Coppola inspirou-se numa conversa com o realizador Irvin Kershner sobre vigilância para escrever o filme, tendo também citado História de Um Fotógrafo, de Michelangelo Antonioni, como uma influência fundamental na concepção dos seus temas, como a vigilância em oposição à participação e a percepção em contra ponto à realidade. Harry, colabora com Stan, interpretado pelo meteórico John Cazale, em conjunto com alguns associados, na tarefa de capturar a conversa de um casal enquanto se passeia por uma movimentada praça no centro de São Francisco. Durante a conversa discutem o medo de estar a ser vigiados e mencionam uma reunião discreta num quarto de hotel a ocorrer dentro de poucos dias. O desafio de gravar esta conversa é realizado pela colocação dos vários agentes de vigilância em posições diferentes à volta da praça. Depois de Harry misturar e filtrar as gravações de diferentes faixas o resultado final é uma gravação de som em que as palavras tornam-se claras apesar do seu significado real permanecer ambíguo.
Harry Caul é, supostamente, um nome de referência na área de vigilância, mas é também um ser anti-social, mantendo uma relação amorosa frágil por causa da sua incapacidade de assumir o compromisso. Harry, assombrado por acontecimentos trágicos do seu passado, acredita que, de forma a proteger o sigilo da sua profissão, não pode revelar nada de pessoal. Mas, ao mesmo tempo, revela-se descuidado, e até amador, na forma como é constantemente manipulado por terceiros. É um personagem fascinante, numa interpretação que exigiu muito de Hackman, inclusivamente na composição física, onde teve de usar um par de óculos fora de moda e uma gabardina transparente e desadequada.
A cena inicial da captura da conversa entre o casal é a peça central de O Vigilante e a força motriz que coloca Harry no centro do puzzle que, não só é despoletado pelo envolvimento do mesmo com os sujeitos observados, contra os seus próprios supostos princípios, como vai mudando de forma e significado à medida que as várias peças se vão encaixando. A solidão de Harry parece alimentar o interesse que desenvolve pelo caso, fantasiando com a mulher observada num sonho onde lhe revela aquilo que não é capaz de revelar à sua própria namorada, contando-lhe pormenores íntimos e pessoais. O que se desenrola então é um estudo sobre percepção, presunção e interpretação. Por vezes o todo é mais do que a soma das partes e Harry, ao reconstruir a cena inicial no seu cérebro, examinando as gravações, melhorando a edição, filtrando e tratando o som, vai dando novas e diferentes interpretações ao que ouve, faltando-lhe, ainda assim, a subtileza das inflexões e entoações que dão o verdadeiro significado ao que é dito.

# # # #

→ **DESCRIÇÃO DO PROBLEMA**
Como se resume, em duas frases, o texto sobre o filme O Vigilante?

→ **EXCERTO DOS DADOS**
# # # #

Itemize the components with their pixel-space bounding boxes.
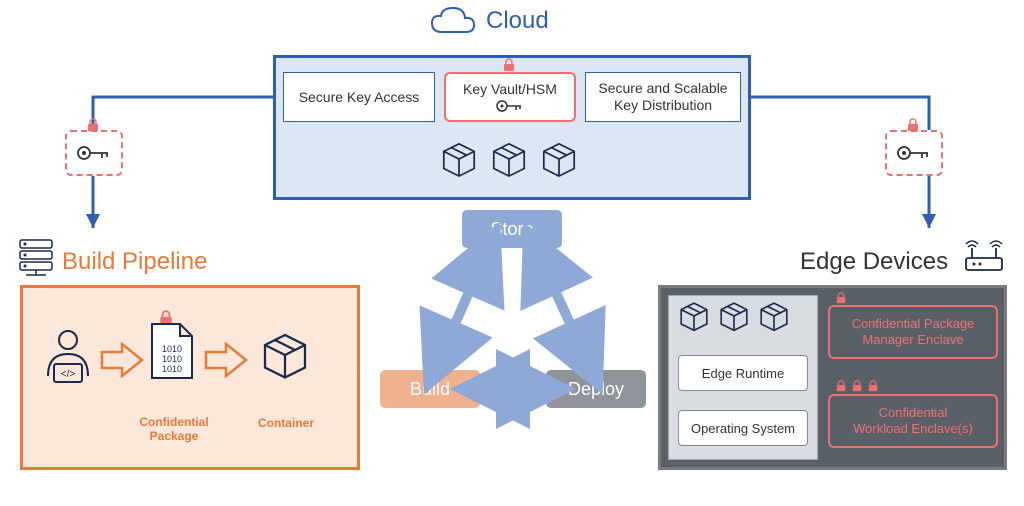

# # # #

→ **SOLUÇÃO COMPLETA**
Em O Vigilante, Harry Caul, com Stan e outros associados, grava a conversa de um casal numa praça de São Francisco e, depois de misturar e filtrar as faixas, obtém uma gravação de palavras claras cujo significado real permanece ambíguo. Anti-social e convencido de que não pode revelar nada de pessoal, Harry envolve-se com os sujeitos observados contra os seus supostos princípios e vai dando novas interpretações às gravações, num estudo sobre percepção, presunção e interpretação.